* [What you have to do] Copy out all the entries word for word.

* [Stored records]
+-------+
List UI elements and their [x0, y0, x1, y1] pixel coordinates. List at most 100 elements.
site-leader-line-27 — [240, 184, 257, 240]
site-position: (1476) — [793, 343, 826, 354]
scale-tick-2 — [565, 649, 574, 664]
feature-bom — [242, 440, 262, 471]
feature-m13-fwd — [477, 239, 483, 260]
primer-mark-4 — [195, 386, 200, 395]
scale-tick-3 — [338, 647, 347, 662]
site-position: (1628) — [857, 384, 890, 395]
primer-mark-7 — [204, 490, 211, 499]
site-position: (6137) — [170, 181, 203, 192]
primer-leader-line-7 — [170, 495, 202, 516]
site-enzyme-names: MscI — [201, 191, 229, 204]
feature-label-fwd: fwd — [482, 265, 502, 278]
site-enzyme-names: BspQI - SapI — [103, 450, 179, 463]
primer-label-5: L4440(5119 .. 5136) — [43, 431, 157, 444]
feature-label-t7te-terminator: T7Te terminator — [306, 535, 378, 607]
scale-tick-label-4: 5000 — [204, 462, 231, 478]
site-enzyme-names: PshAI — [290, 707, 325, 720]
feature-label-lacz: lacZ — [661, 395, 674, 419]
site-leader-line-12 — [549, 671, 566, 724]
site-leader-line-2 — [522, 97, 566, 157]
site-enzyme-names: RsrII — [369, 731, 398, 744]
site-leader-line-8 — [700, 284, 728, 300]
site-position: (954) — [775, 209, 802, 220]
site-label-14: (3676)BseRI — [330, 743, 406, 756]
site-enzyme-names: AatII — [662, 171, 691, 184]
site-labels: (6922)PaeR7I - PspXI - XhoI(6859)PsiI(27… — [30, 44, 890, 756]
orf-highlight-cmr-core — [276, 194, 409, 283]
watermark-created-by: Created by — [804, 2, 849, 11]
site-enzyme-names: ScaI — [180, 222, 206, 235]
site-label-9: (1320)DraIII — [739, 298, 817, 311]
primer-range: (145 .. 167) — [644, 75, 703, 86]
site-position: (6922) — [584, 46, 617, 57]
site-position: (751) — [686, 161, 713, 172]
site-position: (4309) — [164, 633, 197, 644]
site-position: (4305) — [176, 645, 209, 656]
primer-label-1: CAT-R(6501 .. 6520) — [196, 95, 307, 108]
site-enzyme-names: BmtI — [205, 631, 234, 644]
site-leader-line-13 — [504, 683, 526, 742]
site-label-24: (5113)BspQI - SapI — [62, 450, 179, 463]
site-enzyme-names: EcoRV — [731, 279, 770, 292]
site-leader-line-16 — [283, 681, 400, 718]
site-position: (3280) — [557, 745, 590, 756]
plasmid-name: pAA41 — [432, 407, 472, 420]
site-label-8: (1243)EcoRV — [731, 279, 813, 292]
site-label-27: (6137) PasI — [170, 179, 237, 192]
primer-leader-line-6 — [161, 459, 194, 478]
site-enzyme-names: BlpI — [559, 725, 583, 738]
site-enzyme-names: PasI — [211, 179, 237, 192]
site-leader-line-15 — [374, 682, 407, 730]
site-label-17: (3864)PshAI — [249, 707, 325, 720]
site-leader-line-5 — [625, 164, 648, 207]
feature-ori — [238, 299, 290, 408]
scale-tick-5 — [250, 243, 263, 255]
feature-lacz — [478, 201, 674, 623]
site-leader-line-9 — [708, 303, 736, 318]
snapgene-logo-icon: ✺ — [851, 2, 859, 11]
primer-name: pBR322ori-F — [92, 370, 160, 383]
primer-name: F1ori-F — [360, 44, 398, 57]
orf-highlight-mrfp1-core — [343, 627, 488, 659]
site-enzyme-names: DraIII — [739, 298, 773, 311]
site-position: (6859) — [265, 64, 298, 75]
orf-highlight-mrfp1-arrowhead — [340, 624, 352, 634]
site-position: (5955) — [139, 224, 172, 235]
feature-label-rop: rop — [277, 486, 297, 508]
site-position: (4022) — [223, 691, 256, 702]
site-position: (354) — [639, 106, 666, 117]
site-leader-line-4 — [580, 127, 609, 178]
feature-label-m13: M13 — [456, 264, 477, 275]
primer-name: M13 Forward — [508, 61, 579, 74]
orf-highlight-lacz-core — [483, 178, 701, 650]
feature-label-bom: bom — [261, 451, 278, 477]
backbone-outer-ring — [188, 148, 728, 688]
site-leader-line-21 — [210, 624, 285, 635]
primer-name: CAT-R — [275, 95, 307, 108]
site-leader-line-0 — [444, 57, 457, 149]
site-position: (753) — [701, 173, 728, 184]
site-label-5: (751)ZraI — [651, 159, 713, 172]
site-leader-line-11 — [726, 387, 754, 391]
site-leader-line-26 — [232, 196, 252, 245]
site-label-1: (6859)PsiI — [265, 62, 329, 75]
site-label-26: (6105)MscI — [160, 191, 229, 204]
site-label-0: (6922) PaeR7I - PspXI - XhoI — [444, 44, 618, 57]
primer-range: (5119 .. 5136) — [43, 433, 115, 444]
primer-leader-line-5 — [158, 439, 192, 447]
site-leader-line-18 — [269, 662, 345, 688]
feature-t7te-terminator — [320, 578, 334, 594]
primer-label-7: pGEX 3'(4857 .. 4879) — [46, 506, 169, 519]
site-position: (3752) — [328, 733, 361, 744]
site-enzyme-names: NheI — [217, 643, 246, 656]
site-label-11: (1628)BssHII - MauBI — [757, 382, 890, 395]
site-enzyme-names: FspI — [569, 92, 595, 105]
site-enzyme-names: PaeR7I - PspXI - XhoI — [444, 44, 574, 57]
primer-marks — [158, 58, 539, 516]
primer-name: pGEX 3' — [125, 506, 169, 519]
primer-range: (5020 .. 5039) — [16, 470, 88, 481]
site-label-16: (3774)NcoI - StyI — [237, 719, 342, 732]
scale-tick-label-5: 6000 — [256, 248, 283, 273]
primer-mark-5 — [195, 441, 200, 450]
+-------+
* [Exercise response]
List UI elements and their [x0, y0, x1, y1] pixel coordinates. List at most 100 elements.
site-leader-line-27 — [240, 184, 257, 240]
site-position: (1476) — [793, 343, 826, 354]
scale-tick-2 — [565, 649, 574, 664]
feature-bom — [242, 440, 262, 471]
feature-m13-fwd — [477, 239, 483, 260]
primer-mark-4 — [195, 386, 200, 395]
scale-tick-3 — [338, 647, 347, 662]
site-position: (1628) — [857, 384, 890, 395]
primer-mark-7 — [204, 490, 211, 499]
site-position: (6137) — [170, 181, 203, 192]
primer-leader-line-7 — [170, 495, 202, 516]
site-enzyme-names: MscI — [201, 191, 229, 204]
feature-label-fwd: fwd — [482, 265, 502, 278]
site-enzyme-names: BspQI - SapI — [103, 450, 179, 463]
primer-label-5: L4440(5119 .. 5136) — [43, 431, 157, 444]
feature-label-t7te-terminator: T7Te terminator — [306, 535, 378, 607]
scale-tick-label-4: 5000 — [204, 462, 231, 478]
site-enzyme-names: PshAI — [290, 707, 325, 720]
feature-label-lacz: lacZ — [661, 395, 674, 419]
site-leader-line-12 — [549, 671, 566, 724]
site-leader-line-2 — [522, 97, 566, 157]
site-enzyme-names: RsrII — [369, 731, 398, 744]
site-leader-line-8 — [700, 284, 728, 300]
site-position: (954) — [775, 209, 802, 220]
site-label-14: (3676)BseRI — [330, 743, 406, 756]
site-enzyme-names: AatII — [662, 171, 691, 184]
site-labels: (6922)PaeR7I - PspXI - XhoI(6859)PsiI(27… — [30, 44, 890, 756]
orf-highlight-cmr-core — [276, 194, 409, 283]
watermark-created-by: Created by — [804, 2, 849, 11]
site-enzyme-names: ScaI — [180, 222, 206, 235]
site-label-9: (1320)DraIII — [739, 298, 817, 311]
primer-range: (145 .. 167) — [644, 75, 703, 86]
site-position: (6922) — [584, 46, 617, 57]
site-position: (751) — [686, 161, 713, 172]
site-position: (4309) — [164, 633, 197, 644]
site-position: (4305) — [176, 645, 209, 656]
primer-label-1: CAT-R(6501 .. 6520) — [196, 95, 307, 108]
site-enzyme-names: BmtI — [205, 631, 234, 644]
site-leader-line-13 — [504, 683, 526, 742]
site-label-24: (5113)BspQI - SapI — [62, 450, 179, 463]
site-enzyme-names: EcoRV — [731, 279, 770, 292]
site-leader-line-16 — [283, 681, 400, 718]
site-position: (3280) — [557, 745, 590, 756]
plasmid-name: pAA41 — [432, 407, 472, 420]
site-label-8: (1243)EcoRV — [731, 279, 813, 292]
site-label-27: (6137) PasI — [170, 179, 237, 192]
primer-leader-line-6 — [161, 459, 194, 478]
site-enzyme-names: BlpI — [559, 725, 583, 738]
site-enzyme-names: PasI — [211, 179, 237, 192]
site-leader-line-15 — [374, 682, 407, 730]
site-label-17: (3864)PshAI — [249, 707, 325, 720]
site-leader-line-5 — [625, 164, 648, 207]
feature-ori — [238, 299, 290, 408]
scale-tick-5 — [250, 243, 263, 255]
feature-lacz — [478, 201, 674, 623]
site-leader-line-9 — [708, 303, 736, 318]
snapgene-logo-icon: ✺ — [851, 2, 859, 11]
primer-name: pBR322ori-F — [92, 370, 160, 383]
primer-name: F1ori-F — [360, 44, 398, 57]
orf-highlight-mrfp1-core — [343, 627, 488, 659]
site-enzyme-names: DraIII — [739, 298, 773, 311]
site-position: (6859) — [265, 64, 298, 75]
orf-highlight-mrfp1-arrowhead — [340, 624, 352, 634]
site-position: (5955) — [139, 224, 172, 235]
feature-label-rop: rop — [277, 486, 297, 508]
site-position: (4022) — [223, 691, 256, 702]
site-position: (354) — [639, 106, 666, 117]
site-leader-line-4 — [580, 127, 609, 178]
feature-label-m13: M13 — [456, 264, 477, 275]
primer-name: M13 Forward — [508, 61, 579, 74]
orf-highlight-lacz-core — [483, 178, 701, 650]
feature-label-bom: bom — [261, 451, 278, 477]
backbone-outer-ring — [188, 148, 728, 688]
site-leader-line-21 — [210, 624, 285, 635]
primer-name: CAT-R — [275, 95, 307, 108]
site-leader-line-0 — [444, 57, 457, 149]
site-position: (753) — [701, 173, 728, 184]
site-label-5: (751)ZraI — [651, 159, 713, 172]
site-leader-line-11 — [726, 387, 754, 391]
site-leader-line-26 — [232, 196, 252, 245]
site-label-1: (6859)PsiI — [265, 62, 329, 75]
site-label-26: (6105)MscI — [160, 191, 229, 204]
site-label-0: (6922) PaeR7I - PspXI - XhoI — [444, 44, 618, 57]
primer-range: (5119 .. 5136) — [43, 433, 115, 444]
primer-leader-line-5 — [158, 439, 192, 447]
site-leader-line-18 — [269, 662, 345, 688]
feature-t7te-terminator — [320, 578, 334, 594]
primer-label-7: pGEX 3'(4857 .. 4879) — [46, 506, 169, 519]
site-position: (3752) — [328, 733, 361, 744]
site-enzyme-names: NheI — [217, 643, 246, 656]
site-label-11: (1628)BssHII - MauBI — [757, 382, 890, 395]
site-enzyme-names: FspI — [569, 92, 595, 105]
site-enzyme-names: PaeR7I - PspXI - XhoI — [444, 44, 574, 57]
primer-marks — [158, 58, 539, 516]
primer-name: pGEX 3' — [125, 506, 169, 519]
primer-range: (5020 .. 5039) — [16, 470, 88, 481]
site-label-16: (3774)NcoI - StyI — [237, 719, 342, 732]
scale-tick-label-5: 6000 — [256, 248, 283, 273]
primer-mark-5 — [195, 441, 200, 450]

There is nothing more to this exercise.